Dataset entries
— Begin —
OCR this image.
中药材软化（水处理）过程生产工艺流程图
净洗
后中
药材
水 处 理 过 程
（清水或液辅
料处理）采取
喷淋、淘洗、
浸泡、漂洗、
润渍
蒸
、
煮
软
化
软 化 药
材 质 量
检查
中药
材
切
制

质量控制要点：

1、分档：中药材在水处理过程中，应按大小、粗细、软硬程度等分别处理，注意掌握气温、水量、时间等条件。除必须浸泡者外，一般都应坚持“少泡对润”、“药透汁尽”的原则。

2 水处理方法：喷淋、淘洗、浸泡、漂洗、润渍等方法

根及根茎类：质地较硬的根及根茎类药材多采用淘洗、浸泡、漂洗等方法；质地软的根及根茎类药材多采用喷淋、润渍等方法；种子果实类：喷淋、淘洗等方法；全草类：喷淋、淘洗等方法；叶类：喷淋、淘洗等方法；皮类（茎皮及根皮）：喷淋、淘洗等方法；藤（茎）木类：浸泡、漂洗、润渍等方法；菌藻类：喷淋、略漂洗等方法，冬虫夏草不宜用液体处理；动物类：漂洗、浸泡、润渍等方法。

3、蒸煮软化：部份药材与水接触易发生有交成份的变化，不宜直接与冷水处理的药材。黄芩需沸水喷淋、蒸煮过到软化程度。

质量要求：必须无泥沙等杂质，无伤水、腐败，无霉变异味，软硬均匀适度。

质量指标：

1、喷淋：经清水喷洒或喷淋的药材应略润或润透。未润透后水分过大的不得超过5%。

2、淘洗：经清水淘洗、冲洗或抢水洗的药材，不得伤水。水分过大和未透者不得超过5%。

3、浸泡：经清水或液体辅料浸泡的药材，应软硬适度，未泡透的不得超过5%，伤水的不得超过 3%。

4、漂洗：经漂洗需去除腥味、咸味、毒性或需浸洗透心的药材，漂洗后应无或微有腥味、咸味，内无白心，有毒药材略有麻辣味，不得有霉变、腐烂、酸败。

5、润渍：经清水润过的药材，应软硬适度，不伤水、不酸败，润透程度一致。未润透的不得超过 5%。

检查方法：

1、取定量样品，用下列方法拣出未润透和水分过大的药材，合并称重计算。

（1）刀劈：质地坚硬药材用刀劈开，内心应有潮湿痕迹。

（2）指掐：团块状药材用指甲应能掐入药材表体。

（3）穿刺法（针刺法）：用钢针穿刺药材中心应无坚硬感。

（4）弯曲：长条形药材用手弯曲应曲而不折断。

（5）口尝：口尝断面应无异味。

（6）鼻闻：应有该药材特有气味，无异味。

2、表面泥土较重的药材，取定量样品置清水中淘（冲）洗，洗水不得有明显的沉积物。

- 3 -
— End —
— Begin —
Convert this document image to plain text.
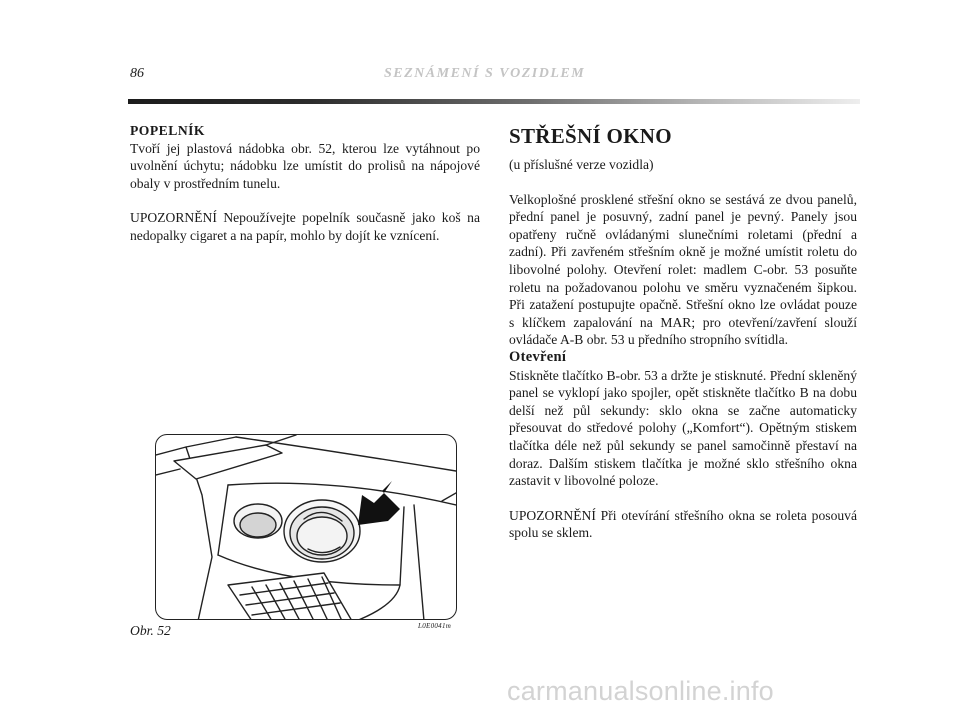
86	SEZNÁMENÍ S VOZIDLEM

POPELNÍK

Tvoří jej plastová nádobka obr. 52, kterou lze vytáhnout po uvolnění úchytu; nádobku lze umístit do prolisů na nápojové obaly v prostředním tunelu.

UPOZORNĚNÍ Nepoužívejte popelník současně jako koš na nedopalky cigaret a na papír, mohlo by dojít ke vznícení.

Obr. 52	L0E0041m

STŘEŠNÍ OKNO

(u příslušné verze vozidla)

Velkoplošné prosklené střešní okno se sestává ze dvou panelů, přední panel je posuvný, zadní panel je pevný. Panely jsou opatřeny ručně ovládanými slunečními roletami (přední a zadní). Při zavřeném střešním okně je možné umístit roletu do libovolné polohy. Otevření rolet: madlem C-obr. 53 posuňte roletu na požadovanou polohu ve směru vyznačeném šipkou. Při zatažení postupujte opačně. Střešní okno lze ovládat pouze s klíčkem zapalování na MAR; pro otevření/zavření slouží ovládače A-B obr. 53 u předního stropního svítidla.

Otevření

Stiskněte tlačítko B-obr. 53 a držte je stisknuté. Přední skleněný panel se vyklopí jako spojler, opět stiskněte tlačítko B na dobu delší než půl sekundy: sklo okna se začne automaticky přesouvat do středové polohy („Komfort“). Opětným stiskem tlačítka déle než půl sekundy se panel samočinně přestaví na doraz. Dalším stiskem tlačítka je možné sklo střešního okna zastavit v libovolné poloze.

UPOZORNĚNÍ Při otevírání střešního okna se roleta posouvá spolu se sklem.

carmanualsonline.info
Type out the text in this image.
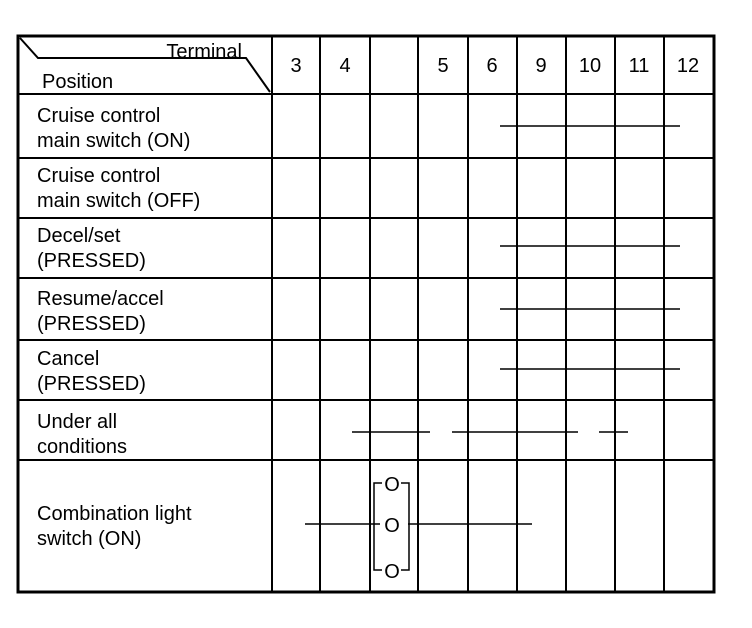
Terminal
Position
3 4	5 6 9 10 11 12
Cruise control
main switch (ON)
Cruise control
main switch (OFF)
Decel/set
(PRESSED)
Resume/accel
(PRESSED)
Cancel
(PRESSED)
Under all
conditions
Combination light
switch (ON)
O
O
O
— End —
— Begin —
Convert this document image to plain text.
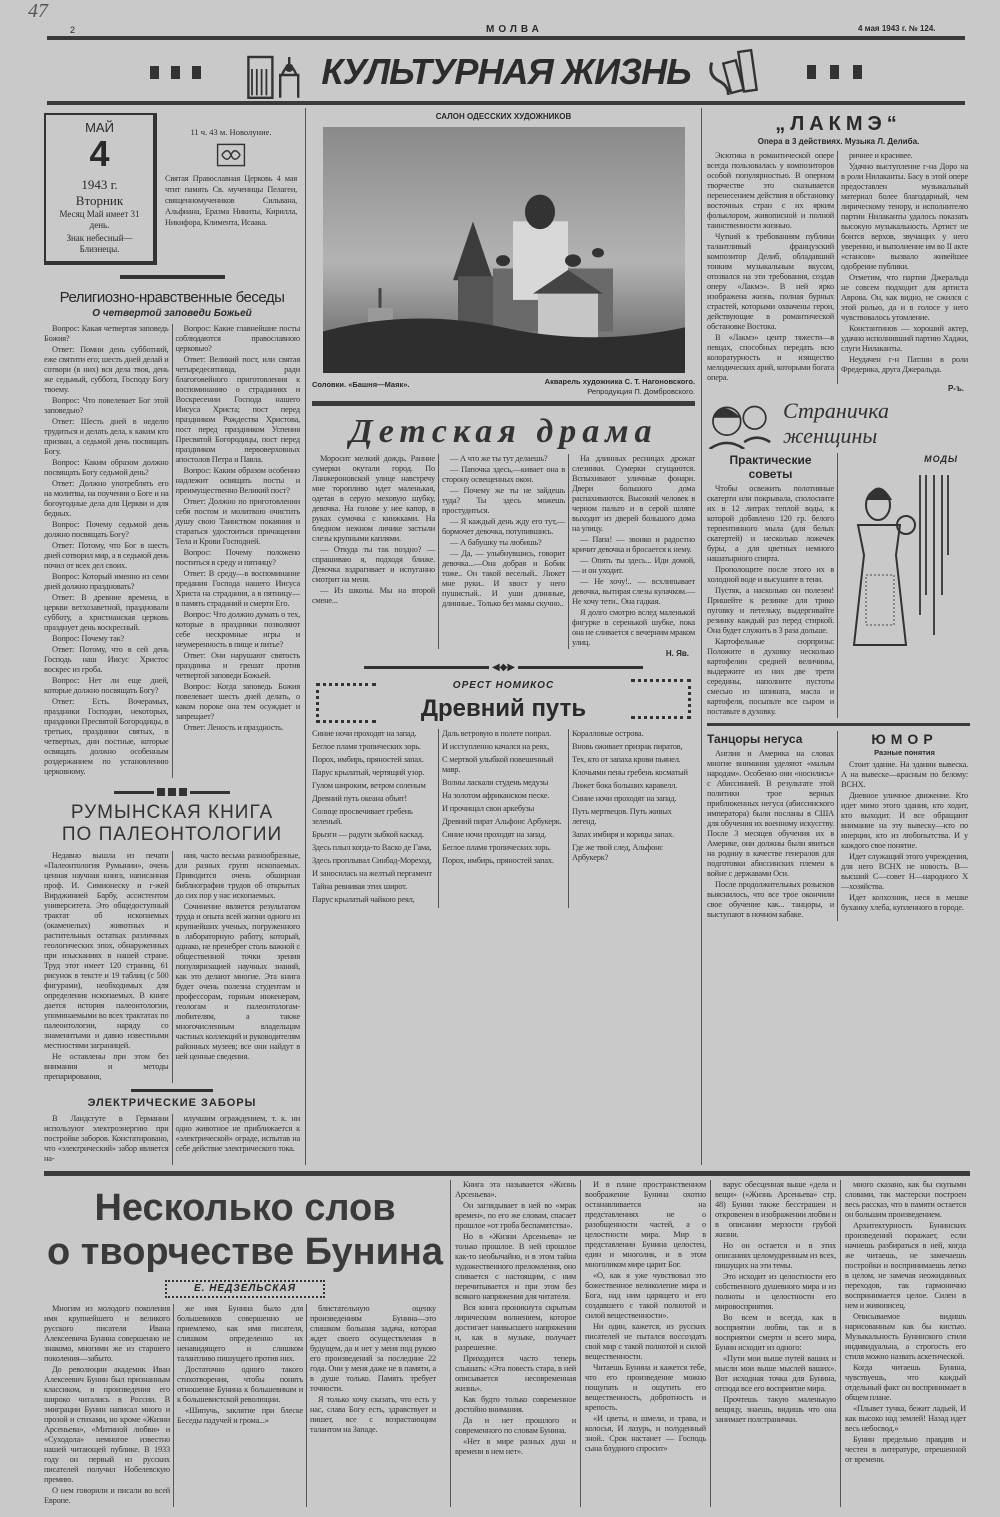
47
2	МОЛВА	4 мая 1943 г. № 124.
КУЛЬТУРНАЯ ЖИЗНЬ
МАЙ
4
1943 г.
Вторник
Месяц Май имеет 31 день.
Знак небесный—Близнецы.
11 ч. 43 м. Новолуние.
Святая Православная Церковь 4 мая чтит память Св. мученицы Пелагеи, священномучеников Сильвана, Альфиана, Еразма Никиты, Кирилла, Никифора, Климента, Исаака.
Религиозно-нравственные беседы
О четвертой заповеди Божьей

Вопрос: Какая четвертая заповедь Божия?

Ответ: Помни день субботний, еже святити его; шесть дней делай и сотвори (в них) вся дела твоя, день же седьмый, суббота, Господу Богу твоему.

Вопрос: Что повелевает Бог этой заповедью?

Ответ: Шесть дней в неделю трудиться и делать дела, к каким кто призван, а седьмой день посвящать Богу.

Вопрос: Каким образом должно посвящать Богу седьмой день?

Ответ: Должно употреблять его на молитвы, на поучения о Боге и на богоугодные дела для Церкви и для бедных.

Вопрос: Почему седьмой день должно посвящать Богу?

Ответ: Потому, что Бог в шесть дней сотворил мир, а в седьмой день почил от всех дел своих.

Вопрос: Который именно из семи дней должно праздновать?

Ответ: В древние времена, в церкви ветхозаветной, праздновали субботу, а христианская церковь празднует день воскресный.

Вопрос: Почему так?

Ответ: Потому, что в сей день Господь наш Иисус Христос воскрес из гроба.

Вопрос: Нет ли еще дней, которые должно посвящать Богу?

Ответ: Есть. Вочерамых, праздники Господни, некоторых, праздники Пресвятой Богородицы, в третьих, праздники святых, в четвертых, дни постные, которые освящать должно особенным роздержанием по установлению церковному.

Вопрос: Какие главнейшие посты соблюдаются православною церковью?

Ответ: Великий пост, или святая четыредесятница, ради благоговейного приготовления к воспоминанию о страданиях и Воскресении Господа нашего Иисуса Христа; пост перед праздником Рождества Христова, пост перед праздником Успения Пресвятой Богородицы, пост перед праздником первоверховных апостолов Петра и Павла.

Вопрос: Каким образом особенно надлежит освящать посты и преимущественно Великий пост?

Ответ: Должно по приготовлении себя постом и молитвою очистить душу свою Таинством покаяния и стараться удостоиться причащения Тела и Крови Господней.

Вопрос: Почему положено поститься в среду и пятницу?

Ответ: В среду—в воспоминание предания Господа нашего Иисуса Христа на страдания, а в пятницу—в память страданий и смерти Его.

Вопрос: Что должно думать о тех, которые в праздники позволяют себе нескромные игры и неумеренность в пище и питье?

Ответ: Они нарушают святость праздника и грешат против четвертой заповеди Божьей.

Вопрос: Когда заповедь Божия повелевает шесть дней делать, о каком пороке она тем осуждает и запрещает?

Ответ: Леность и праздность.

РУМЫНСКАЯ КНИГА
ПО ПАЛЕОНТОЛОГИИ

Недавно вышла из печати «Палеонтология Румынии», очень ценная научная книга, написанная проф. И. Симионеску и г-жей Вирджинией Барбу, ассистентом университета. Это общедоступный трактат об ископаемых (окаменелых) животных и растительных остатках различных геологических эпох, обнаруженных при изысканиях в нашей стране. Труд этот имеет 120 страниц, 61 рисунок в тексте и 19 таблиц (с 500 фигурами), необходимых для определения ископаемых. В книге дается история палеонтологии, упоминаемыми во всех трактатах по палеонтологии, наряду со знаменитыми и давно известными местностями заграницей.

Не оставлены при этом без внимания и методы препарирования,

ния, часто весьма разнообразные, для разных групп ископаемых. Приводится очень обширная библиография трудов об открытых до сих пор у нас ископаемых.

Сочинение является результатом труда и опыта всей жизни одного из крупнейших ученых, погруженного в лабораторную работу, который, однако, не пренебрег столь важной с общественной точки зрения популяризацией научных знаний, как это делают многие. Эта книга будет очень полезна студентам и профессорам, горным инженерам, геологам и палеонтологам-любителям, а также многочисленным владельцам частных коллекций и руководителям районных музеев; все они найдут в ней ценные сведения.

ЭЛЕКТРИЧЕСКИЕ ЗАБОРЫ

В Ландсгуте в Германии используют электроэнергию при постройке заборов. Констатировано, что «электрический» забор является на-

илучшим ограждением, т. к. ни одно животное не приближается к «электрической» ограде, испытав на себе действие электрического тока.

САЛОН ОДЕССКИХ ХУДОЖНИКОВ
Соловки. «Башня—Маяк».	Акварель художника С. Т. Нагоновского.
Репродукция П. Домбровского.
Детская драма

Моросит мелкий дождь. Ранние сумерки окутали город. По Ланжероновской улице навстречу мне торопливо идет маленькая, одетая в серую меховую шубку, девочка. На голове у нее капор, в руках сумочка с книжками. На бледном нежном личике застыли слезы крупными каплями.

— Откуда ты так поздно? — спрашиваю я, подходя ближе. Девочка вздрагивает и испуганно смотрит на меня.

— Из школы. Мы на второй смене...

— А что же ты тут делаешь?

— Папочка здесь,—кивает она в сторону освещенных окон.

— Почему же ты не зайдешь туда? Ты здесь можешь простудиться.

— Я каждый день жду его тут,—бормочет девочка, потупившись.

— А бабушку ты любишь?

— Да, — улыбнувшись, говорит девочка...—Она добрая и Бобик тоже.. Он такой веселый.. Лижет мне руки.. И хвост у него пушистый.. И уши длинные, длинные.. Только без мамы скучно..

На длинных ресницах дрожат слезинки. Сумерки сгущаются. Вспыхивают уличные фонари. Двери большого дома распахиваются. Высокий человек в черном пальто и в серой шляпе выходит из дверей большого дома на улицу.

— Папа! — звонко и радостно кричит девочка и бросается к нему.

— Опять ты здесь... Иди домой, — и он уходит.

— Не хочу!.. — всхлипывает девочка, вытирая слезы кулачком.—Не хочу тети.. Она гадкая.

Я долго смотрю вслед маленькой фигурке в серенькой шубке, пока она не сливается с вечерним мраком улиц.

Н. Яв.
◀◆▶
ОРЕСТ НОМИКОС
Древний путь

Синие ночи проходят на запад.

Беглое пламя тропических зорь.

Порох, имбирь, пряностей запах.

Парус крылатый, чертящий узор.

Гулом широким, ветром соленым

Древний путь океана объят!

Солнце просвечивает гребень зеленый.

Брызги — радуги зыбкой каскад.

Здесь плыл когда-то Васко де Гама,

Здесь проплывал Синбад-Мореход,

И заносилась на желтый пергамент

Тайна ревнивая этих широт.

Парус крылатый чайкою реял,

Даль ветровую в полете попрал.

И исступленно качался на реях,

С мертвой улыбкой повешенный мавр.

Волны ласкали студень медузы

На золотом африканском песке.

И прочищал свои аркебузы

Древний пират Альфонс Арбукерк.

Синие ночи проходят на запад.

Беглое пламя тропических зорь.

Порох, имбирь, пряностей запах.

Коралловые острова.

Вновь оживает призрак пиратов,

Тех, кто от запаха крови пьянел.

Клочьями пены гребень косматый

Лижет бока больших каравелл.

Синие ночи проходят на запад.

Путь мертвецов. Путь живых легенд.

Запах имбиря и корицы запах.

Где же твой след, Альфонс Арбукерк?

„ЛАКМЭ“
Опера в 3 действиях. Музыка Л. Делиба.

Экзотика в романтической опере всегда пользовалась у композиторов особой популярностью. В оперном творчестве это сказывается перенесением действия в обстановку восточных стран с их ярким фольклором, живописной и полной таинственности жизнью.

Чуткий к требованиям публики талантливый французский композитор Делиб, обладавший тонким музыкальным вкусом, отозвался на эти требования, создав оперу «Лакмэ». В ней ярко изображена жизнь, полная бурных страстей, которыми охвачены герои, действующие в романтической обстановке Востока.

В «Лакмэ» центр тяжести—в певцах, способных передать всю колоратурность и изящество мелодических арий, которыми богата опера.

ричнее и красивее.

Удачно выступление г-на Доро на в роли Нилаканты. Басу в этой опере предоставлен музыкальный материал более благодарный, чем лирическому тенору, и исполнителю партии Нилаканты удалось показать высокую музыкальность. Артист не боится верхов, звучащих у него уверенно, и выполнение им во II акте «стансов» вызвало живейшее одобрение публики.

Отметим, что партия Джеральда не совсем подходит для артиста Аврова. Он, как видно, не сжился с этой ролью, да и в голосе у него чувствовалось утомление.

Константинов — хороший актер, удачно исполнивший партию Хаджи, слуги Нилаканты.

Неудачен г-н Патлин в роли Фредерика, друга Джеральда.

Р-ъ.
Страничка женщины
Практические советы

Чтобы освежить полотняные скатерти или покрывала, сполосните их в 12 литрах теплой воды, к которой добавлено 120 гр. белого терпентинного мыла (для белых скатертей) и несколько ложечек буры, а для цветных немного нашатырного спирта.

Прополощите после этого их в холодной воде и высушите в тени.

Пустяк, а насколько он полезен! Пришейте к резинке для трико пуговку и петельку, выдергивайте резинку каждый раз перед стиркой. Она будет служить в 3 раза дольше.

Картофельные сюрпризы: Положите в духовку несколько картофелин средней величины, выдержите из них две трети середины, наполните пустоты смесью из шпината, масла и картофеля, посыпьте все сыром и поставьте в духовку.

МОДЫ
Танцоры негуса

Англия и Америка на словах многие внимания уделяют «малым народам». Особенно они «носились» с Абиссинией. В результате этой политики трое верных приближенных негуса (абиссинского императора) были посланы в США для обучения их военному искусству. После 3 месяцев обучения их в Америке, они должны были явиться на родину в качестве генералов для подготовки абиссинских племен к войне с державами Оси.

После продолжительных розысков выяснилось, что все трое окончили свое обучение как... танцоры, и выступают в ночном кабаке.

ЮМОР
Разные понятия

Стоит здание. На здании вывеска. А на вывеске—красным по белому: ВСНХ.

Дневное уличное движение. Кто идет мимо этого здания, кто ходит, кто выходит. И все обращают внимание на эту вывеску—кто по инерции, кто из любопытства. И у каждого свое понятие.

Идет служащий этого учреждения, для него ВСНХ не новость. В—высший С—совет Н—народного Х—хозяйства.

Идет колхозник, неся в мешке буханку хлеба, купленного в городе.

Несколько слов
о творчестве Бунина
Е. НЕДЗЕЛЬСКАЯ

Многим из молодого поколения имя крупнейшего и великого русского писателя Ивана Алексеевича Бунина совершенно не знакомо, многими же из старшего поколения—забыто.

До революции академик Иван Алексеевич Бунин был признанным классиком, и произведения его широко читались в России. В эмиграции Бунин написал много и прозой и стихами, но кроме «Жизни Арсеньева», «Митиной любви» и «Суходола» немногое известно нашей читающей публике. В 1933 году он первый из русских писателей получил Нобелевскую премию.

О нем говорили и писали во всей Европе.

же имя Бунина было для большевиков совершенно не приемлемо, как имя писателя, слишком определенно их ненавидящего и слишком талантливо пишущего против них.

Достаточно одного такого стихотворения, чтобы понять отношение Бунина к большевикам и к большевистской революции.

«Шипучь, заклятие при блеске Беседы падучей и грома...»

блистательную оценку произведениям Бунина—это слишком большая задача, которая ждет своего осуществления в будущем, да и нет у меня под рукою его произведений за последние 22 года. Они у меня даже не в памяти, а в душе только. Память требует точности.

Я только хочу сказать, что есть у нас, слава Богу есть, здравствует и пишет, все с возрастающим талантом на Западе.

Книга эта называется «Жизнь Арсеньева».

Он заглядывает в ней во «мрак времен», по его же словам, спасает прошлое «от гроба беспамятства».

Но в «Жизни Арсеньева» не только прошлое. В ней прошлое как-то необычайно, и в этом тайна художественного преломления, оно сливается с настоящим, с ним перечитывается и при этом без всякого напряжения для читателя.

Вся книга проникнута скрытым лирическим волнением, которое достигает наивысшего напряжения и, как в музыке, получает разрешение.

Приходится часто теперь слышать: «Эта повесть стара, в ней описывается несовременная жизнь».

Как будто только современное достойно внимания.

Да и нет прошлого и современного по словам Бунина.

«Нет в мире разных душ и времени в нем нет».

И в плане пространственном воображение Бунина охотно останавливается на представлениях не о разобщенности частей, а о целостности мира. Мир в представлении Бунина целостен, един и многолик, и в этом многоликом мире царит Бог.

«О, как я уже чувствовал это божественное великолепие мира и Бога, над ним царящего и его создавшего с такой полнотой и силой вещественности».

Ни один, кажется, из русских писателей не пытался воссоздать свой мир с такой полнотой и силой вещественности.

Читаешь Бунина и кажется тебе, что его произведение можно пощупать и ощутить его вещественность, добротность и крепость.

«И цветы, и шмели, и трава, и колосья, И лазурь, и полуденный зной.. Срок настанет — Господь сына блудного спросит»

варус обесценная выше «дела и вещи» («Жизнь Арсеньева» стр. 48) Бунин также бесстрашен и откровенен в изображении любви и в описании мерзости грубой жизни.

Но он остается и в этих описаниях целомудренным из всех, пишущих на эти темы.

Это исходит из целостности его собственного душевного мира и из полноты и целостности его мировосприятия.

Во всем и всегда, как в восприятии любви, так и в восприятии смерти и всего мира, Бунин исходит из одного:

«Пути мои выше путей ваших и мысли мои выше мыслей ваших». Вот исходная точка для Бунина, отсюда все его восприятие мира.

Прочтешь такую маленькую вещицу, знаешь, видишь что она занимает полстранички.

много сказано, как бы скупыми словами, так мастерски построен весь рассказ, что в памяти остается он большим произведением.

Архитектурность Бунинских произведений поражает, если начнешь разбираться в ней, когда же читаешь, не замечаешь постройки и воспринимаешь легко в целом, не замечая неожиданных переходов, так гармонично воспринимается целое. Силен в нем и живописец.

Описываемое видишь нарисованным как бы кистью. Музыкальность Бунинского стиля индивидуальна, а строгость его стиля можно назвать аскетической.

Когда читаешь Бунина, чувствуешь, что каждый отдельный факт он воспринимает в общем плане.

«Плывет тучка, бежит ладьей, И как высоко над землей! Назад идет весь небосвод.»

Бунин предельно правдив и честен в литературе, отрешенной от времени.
— End —
§ Task instructions
Answer with one number: how many lines of the entries above include the word "силой".

§ The solution
2